Data entries:
start
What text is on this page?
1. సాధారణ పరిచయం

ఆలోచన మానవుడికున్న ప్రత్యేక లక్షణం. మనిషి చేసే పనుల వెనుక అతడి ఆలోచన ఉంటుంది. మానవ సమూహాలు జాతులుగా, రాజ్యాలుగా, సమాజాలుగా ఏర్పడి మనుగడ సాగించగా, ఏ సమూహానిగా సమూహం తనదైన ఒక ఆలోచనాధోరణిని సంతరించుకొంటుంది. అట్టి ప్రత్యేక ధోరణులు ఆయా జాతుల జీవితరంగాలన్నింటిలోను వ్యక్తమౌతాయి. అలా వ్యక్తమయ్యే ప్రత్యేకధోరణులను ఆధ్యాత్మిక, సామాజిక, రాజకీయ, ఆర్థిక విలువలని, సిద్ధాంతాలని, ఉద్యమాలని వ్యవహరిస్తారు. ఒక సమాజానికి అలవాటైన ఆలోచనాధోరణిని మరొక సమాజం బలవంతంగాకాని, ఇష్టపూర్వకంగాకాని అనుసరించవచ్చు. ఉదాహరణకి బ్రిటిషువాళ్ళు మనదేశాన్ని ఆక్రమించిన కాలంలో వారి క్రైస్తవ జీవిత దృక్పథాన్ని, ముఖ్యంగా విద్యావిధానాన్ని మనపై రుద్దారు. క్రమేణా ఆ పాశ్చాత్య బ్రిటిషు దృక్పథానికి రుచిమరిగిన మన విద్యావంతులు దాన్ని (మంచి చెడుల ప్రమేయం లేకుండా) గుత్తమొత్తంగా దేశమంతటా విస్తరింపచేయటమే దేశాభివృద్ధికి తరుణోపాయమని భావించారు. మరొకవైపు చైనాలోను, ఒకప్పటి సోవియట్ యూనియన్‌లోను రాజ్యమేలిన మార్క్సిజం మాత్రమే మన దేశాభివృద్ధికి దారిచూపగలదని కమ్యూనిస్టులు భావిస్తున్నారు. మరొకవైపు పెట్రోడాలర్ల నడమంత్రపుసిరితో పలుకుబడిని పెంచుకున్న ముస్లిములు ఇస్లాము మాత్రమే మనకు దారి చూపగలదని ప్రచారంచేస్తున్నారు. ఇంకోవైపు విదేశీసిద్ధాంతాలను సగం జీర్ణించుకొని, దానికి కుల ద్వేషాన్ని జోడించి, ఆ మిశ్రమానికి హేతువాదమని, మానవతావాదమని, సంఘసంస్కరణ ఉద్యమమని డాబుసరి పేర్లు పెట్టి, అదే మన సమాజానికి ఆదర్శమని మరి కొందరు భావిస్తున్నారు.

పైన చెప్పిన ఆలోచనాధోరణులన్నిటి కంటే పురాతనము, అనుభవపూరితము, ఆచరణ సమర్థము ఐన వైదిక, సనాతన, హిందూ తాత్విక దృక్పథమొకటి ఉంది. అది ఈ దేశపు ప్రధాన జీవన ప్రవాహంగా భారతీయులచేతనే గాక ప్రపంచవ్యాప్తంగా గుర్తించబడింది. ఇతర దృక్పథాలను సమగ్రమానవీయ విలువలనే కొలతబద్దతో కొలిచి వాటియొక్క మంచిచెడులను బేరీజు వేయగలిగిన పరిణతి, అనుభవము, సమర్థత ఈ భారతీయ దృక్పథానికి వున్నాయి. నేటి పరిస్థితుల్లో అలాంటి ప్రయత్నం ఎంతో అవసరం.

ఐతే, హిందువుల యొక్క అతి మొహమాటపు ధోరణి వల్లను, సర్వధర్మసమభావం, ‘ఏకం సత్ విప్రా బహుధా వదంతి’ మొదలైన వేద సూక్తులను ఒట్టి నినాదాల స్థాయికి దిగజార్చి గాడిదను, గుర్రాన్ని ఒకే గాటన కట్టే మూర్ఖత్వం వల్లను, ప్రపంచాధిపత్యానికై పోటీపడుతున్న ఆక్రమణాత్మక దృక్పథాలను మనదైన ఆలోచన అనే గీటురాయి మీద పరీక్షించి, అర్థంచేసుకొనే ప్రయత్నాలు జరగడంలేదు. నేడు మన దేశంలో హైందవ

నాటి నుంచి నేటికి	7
end
Task statement:
All of the data above should be transcribed exactly.

Finished answer:
What text is on this page?
1. సాధారణ పరిచయం

ఆలోచన మానవుడికున్న ప్రత్యేక లక్షణం. మనిషి చేసే పనుల వెనుక అతడి ఆలోచన ఉంటుంది. మానవ సమూహాలు జాతులుగా, రాజ్యాలుగా, సమాజాలుగా ఏర్పడి మనుగడ సాగించగా, ఏ సమూహానిగా సమూహం తనదైన ఒక ఆలోచనాధోరణిని సంతరించుకొంటుంది. అట్టి ప్రత్యేక ధోరణులు ఆయా జాతుల జీవితరంగాలన్నింటిలోను వ్యక్తమౌతాయి. అలా వ్యక్తమయ్యే ప్రత్యేకధోరణులను ఆధ్యాత్మిక, సామాజిక, రాజకీయ, ఆర్థిక విలువలని, సిద్ధాంతాలని, ఉద్యమాలని వ్యవహరిస్తారు. ఒక సమాజానికి అలవాటైన ఆలోచనాధోరణిని మరొక సమాజం బలవంతంగాకాని, ఇష్టపూర్వకంగాకాని అనుసరించవచ్చు. ఉదాహరణకి బ్రిటిషువాళ్ళు మనదేశాన్ని ఆక్రమించిన కాలంలో వారి క్రైస్తవ జీవిత దృక్పథాన్ని, ముఖ్యంగా విద్యావిధానాన్ని మనపై రుద్దారు. క్రమేణా ఆ పాశ్చాత్య బ్రిటిషు దృక్పథానికి రుచిమరిగిన మన విద్యావంతులు దాన్ని (మంచి చెడుల ప్రమేయం లేకుండా) గుత్తమొత్తంగా దేశమంతటా విస్తరింపచేయటమే దేశాభివృద్ధికి తరుణోపాయమని భావించారు. మరొకవైపు చైనాలోను, ఒకప్పటి సోవియట్ యూనియన్‌లోను రాజ్యమేలిన మార్క్సిజం మాత్రమే మన దేశాభివృద్ధికి దారిచూపగలదని కమ్యూనిస్టులు భావిస్తున్నారు. మరొకవైపు పెట్రోడాలర్ల నడమంత్రపుసిరితో పలుకుబడిని పెంచుకున్న ముస్లిములు ఇస్లాము మాత్రమే మనకు దారి చూపగలదని ప్రచారంచేస్తున్నారు. ఇంకోవైపు విదేశీసిద్ధాంతాలను సగం జీర్ణించుకొని, దానికి కుల ద్వేషాన్ని జోడించి, ఆ మిశ్రమానికి హేతువాదమని, మానవతావాదమని, సంఘసంస్కరణ ఉద్యమమని డాబుసరి పేర్లు పెట్టి, అదే మన సమాజానికి ఆదర్శమని మరి కొందరు భావిస్తున్నారు.

పైన చెప్పిన ఆలోచనాధోరణులన్నిటి కంటే పురాతనము, అనుభవపూరితము, ఆచరణ సమర్థము ఐన వైదిక, సనాతన, హిందూ తాత్విక దృక్పథమొకటి ఉంది. అది ఈ దేశపు ప్రధాన జీవన ప్రవాహంగా భారతీయులచేతనే గాక ప్రపంచవ్యాప్తంగా గుర్తించబడింది. ఇతర దృక్పథాలను సమగ్రమానవీయ విలువలనే కొలతబద్దతో కొలిచి వాటియొక్క మంచిచెడులను బేరీజు వేయగలిగిన పరిణతి, అనుభవము, సమర్థత ఈ భారతీయ దృక్పథానికి వున్నాయి. నేటి పరిస్థితుల్లో అలాంటి ప్రయత్నం ఎంతో అవసరం.

ఐతే, హిందువుల యొక్క అతి మొహమాటపు ధోరణి వల్లను, సర్వధర్మసమభావం, ‘ఏకం సత్ విప్రా బహుధా వదంతి’ మొదలైన వేద సూక్తులను ఒట్టి నినాదాల స్థాయికి దిగజార్చి గాడిదను, గుర్రాన్ని ఒకే గాటన కట్టే మూర్ఖత్వం వల్లను, ప్రపంచాధిపత్యానికై పోటీపడుతున్న ఆక్రమణాత్మక దృక్పథాలను మనదైన ఆలోచన అనే గీటురాయి మీద పరీక్షించి, అర్థంచేసుకొనే ప్రయత్నాలు జరగడంలేదు. నేడు మన దేశంలో హైందవ

నాటి నుంచి నేటికి	7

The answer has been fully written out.